━━━━━ Stored records

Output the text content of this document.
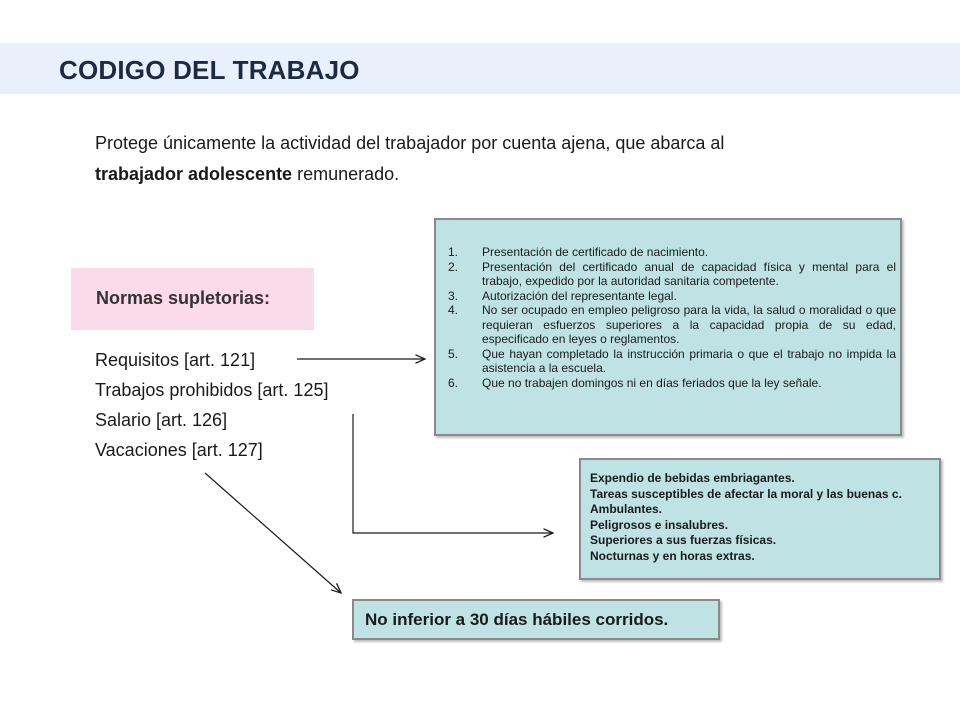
CODIGO DEL TRABAJO

Protege únicamente la actividad del trabajador por cuenta ajena, que abarca al
trabajador adolescente remunerado.

Normas supletorias:
Requisitos [art. 121]
Trabajos prohibidos [art. 125]
Salario [art. 126]
Vacaciones [art. 127]
1.	Presentación de certificado de nacimiento.
2.	Presentación del certificado anual de capacidad física y mental para el trabajo, expedido por la autoridad sanitaria competente.
3.	Autorización del representante legal.
4.	No ser ocupado en empleo peligroso para la vida, la salud o moralidad o que requieran esfuerzos superiores a la capacidad propia de su edad, especificado en leyes o reglamentos.
5.	Que hayan completado la instrucción primaria o que el trabajo no impida la asistencia a la escuela.
6.	Que no trabajen domingos ni en días feriados que la ley señale.
Expendio de bebidas embriagantes.
Tareas susceptibles de afectar la moral y las buenas c.
Ambulantes.
Peligrosos e insalubres.
Superiores a sus fuerzas físicas.
Nocturnas y en horas extras.
No inferior a 30 días hábiles corridos.
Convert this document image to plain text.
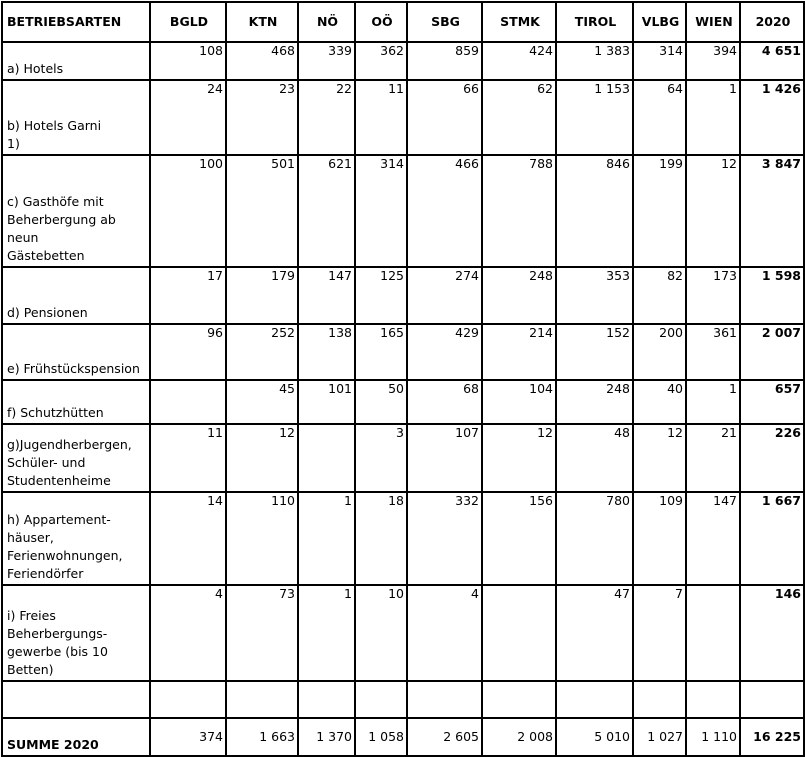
BETRIEBSARTEN	BGLD	KTN	NÖ	OÖ	SBG	STMK	TIROL	VLBG	WIEN	2020

a) Hotels	108	468	339	362	859	424	1 383	314	394	4 651

b) Hotels Garni
1)	24	23	22	11	66	62	1 153	64	1	1 426

c) Gasthöfe mit
Beherbergung ab neun
Gästebetten	100	501	621	314	466	788	846	199	12	3 847

d) Pensionen	17	179	147	125	274	248	353	82	173	1 598

e) Frühstückspension	96	252	138	165	429	214	152	200	361	2 007

f) Schutzhütten		45	101	50	68	104	248	40	1	657

g)Jugendherbergen,
Schüler- und
Studentenheime	11	12		3	107	12	48	12	21	226

h) Appartement-
häuser,
Ferienwohnungen,
Feriendörfer	14	110	1	18	332	156	780	109	147	1 667

i) Freies
Beherbergungs-
gewerbe (bis 10
Betten)	4	73	1	10	4		47	7		146

SUMME 2020	374	1 663	1 370	1 058	2 605	2 008	5 010	1 027	1 110	16 225
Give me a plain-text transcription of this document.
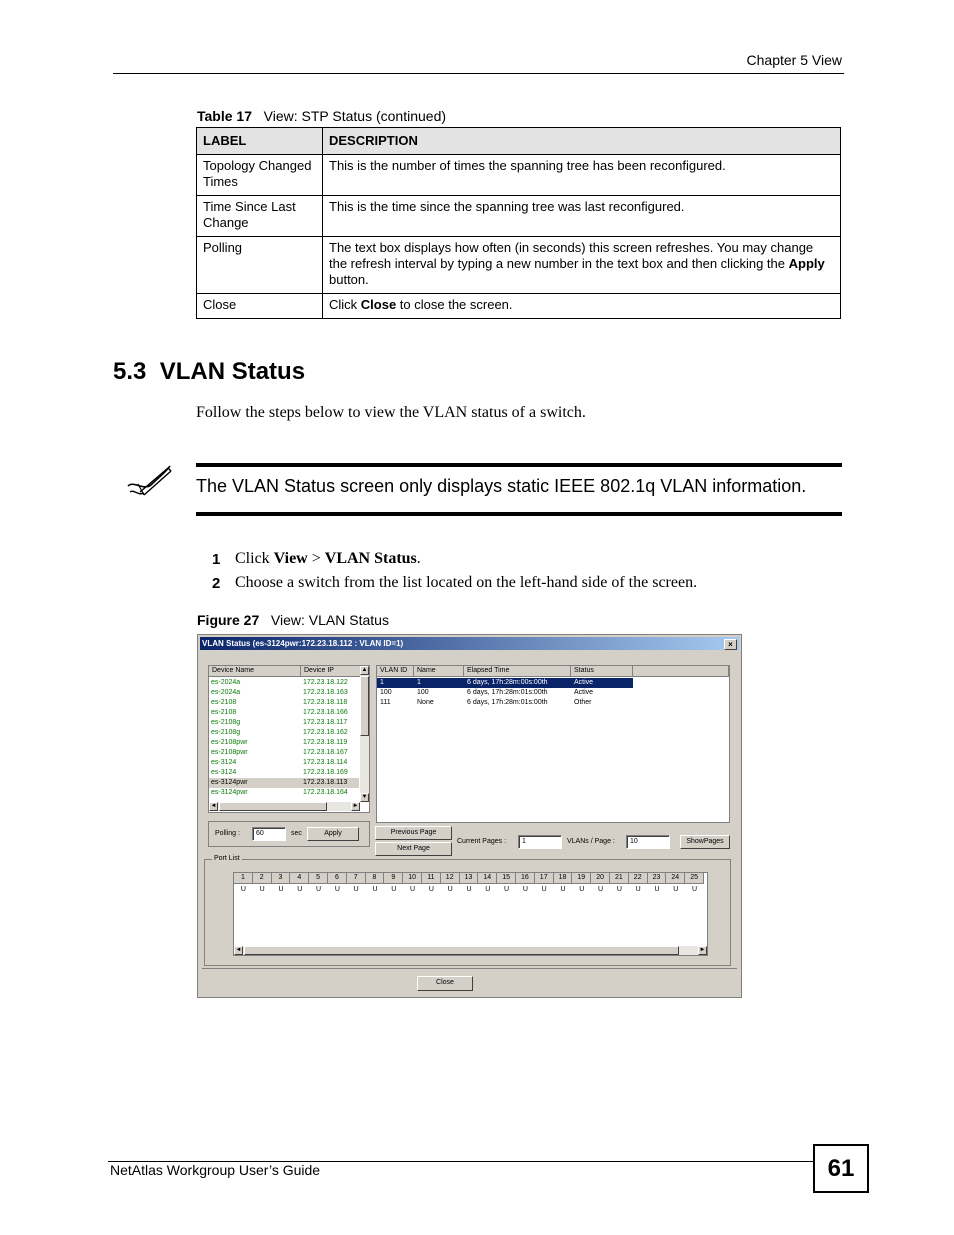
Chapter 5 View
Table 17 View: STP Status (continued)
LABEL	DESCRIPTION
Topology Changed Times	This is the number of times the spanning tree has been reconfigured.
Time Since Last Change	This is the time since the spanning tree was last reconfigured.
Polling	The text box displays how often (in seconds) this screen refreshes. You may change the refresh interval by typing a new number in the text box and then clicking the Apply button.
Close	Click Close to close the screen.
5.3  VLAN Status
Follow the steps below to view the VLAN status of a switch.
The VLAN Status screen only displays static IEEE 802.1q VLAN information.
1 Click View > VLAN Status.
2 Choose a switch from the list located on the left-hand side of the screen.
Figure 27 View: VLAN Status
VLAN Status (es-3124pwr:172.23.18.112 : VLAN ID=1)	×
Device Name	Device IP
es-2024a	172.23.18.122
es-2024a	172.23.18.163
es-2108	172.23.18.118
es-2108	172.23.18.166
es-2108g	172.23.18.117
es-2108g	172.23.18.162
es-2108pwr	172.23.18.119
es-2108pwr	172.23.18.167
es-3124	172.23.18.114
es-3124	172.23.18.169
es-3124pwr	172.23.18.113
es-3124pwr	172.23.18.164
▲
▼
◄	►
VLAN ID	Name	Elapsed Time	Status
1	1	6 days, 17h:28m:00s:00th	Active
100	100	6 days, 17h:28m:01s:00th	Active
111	None	6 days, 17h:28m:01s:00th	Other
Polling :	60	sec	Apply	Previous Page
Next Page
Current Pages :	1	VLANs / Page :	10	ShowPages
Port List
1	2	3	4	5	6	7	8	9	10	11	12	13	14	15	16	17	18	19	20	21	22	23	24	25
U	U	U	U	U	U	U	U	U	U	U	U	U	U	U	U	U	U	U	U	U	U	U	U	U
◄	►
Close
NetAtlas Workgroup User’s Guide	61
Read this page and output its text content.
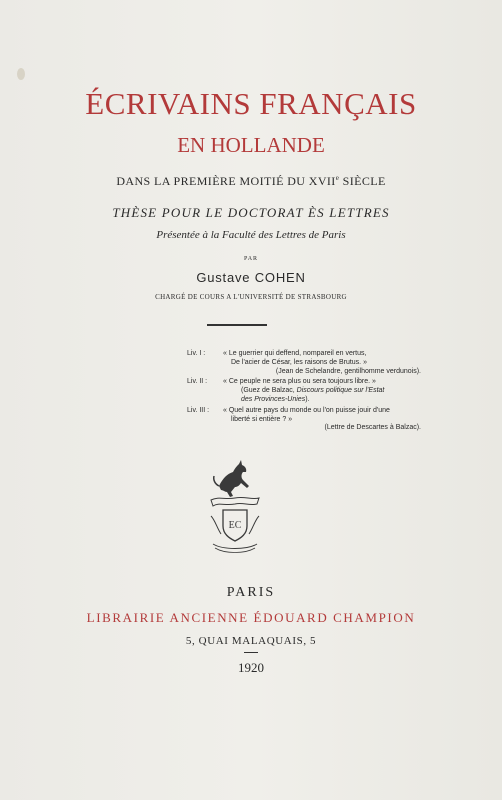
ÉCRIVAINS FRANÇAIS
EN HOLLANDE
DANS LA PREMIÈRE MOITIÉ DU XVIIe SIÈCLE
THÈSE POUR LE DOCTORAT ÈS LETTRES
Présentée à la Faculté des Lettres de Paris
PAR
Gustave COHEN
CHARGÉ DE COURS A L'UNIVERSITÉ DE STRASBOURG
Liv. I :	« Le guerrier qui deffend, nompareil en vertus,
De l'acier de César, les raisons de Brutus. »
(Jean de Schelandre, gentilhomme verdunois).
Liv. II :	« Ce peuple ne sera plus ou sera toujours libre. »
(Guez de Balzac, Discours politique sur l'Estat
des Provinces-Unies).
Liv. III :	« Quel autre pays du monde ou l'on puisse jouir d'une
liberté si entière ? »
(Lettre de Descartes à Balzac).
EC
PARIS
LIBRAIRIE ANCIENNE ÉDOUARD CHAMPION
5, QUAI MALAQUAIS, 5
1920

━━━━━━━━━━

▶ _Stated problem_: Word for word, quote the full listing, omitting every picture.

▶ _In response_:
Output the text content of this document.
CODIGO DEL TRABAJO

Protege únicamente la actividad del trabajador por cuenta ajena, que abarca al
trabajador adolescente remunerado.

Normas supletorias:
Requisitos [art. 121]
Trabajos prohibidos [art. 125]
Salario [art. 126]
Vacaciones [art. 127]
1.	Presentación de certificado de nacimiento.
2.	Presentación del certificado anual de capacidad física y mental para el trabajo, expedido por la autoridad sanitaria competente.
3.	Autorización del representante legal.
4.	No ser ocupado en empleo peligroso para la vida, la salud o moralidad o que requieran esfuerzos superiores a la capacidad propia de su edad, especificado en leyes o reglamentos.
5.	Que hayan completado la instrucción primaria o que el trabajo no impida la asistencia a la escuela.
6.	Que no trabajen domingos ni en días feriados que la ley señale.
Expendio de bebidas embriagantes.
Tareas susceptibles de afectar la moral y las buenas c.
Ambulantes.
Peligrosos e insalubres.
Superiores a sus fuerzas físicas.
Nocturnas y en horas extras.
No inferior a 30 días hábiles corridos.
Convert this document image to plain text.
BETRIEBSARTEN	BGLD	KTN	NÖ	OÖ	SBG	STMK	TIROL	VLBG	WIEN	2020

a) Hotels	108	468	339	362	859	424	1 383	314	394	4 651

b) Hotels Garni
1)	24	23	22	11	66	62	1 153	64	1	1 426

c) Gasthöfe mit
Beherbergung ab neun
Gästebetten	100	501	621	314	466	788	846	199	12	3 847

d) Pensionen	17	179	147	125	274	248	353	82	173	1 598

e) Frühstückspension	96	252	138	165	429	214	152	200	361	2 007

f) Schutzhütten		45	101	50	68	104	248	40	1	657

g)Jugendherbergen,
Schüler- und
Studentenheime	11	12		3	107	12	48	12	21	226

h) Appartement-
häuser,
Ferienwohnungen,
Feriendörfer	14	110	1	18	332	156	780	109	147	1 667

i) Freies
Beherbergungs-
gewerbe (bis 10
Betten)	4	73	1	10	4		47	7		146

SUMME 2020	374	1 663	1 370	1 058	2 605	2 008	5 010	1 027	1 110	16 225
Give me a plain-text transcription of this document.
Chapter 5 View
Table 17 View: STP Status (continued)
LABEL	DESCRIPTION
Topology Changed Times	This is the number of times the spanning tree has been reconfigured.
Time Since Last Change	This is the time since the spanning tree was last reconfigured.
Polling	The text box displays how often (in seconds) this screen refreshes. You may change the refresh interval by typing a new number in the text box and then clicking the Apply button.
Close	Click Close to close the screen.
5.3  VLAN Status
Follow the steps below to view the VLAN status of a switch.
The VLAN Status screen only displays static IEEE 802.1q VLAN information.
1 Click View > VLAN Status.
2 Choose a switch from the list located on the left-hand side of the screen.
Figure 27 View: VLAN Status
VLAN Status (es-3124pwr:172.23.18.112 : VLAN ID=1)	×
Device Name	Device IP
es-2024a	172.23.18.122
es-2024a	172.23.18.163
es-2108	172.23.18.118
es-2108	172.23.18.166
es-2108g	172.23.18.117
es-2108g	172.23.18.162
es-2108pwr	172.23.18.119
es-2108pwr	172.23.18.167
es-3124	172.23.18.114
es-3124	172.23.18.169
es-3124pwr	172.23.18.113
es-3124pwr	172.23.18.164
▲
▼
◄	►
VLAN ID	Name	Elapsed Time	Status
1	1	6 days, 17h:28m:00s:00th	Active
100	100	6 days, 17h:28m:01s:00th	Active
111	None	6 days, 17h:28m:01s:00th	Other
Polling :	60	sec	Apply	Previous Page
Next Page
Current Pages :	1	VLANs / Page :	10	ShowPages
Port List
1	2	3	4	5	6	7	8	9	10	11	12	13	14	15	16	17	18	19	20	21	22	23	24	25
U	U	U	U	U	U	U	U	U	U	U	U	U	U	U	U	U	U	U	U	U	U	U	U	U
◄	►
Close
NetAtlas Workgroup User’s Guide	61
Read this page and output its text content.
ÉCRIVAINS FRANÇAIS
EN HOLLANDE
DANS LA PREMIÈRE MOITIÉ DU XVIIe SIÈCLE
THÈSE POUR LE DOCTORAT ÈS LETTRES
Présentée à la Faculté des Lettres de Paris
PAR
Gustave COHEN
CHARGÉ DE COURS A L'UNIVERSITÉ DE STRASBOURG
Liv. I :	« Le guerrier qui deffend, nompareil en vertus,
De l'acier de César, les raisons de Brutus. »
(Jean de Schelandre, gentilhomme verdunois).
Liv. II :	« Ce peuple ne sera plus ou sera toujours libre. »
(Guez de Balzac, Discours politique sur l'Estat
des Provinces-Unies).
Liv. III :	« Quel autre pays du monde ou l'on puisse jouir d'une
liberté si entière ? »
(Lettre de Descartes à Balzac).
EC
PARIS
LIBRAIRIE ANCIENNE ÉDOUARD CHAMPION
5, QUAI MALAQUAIS, 5
1920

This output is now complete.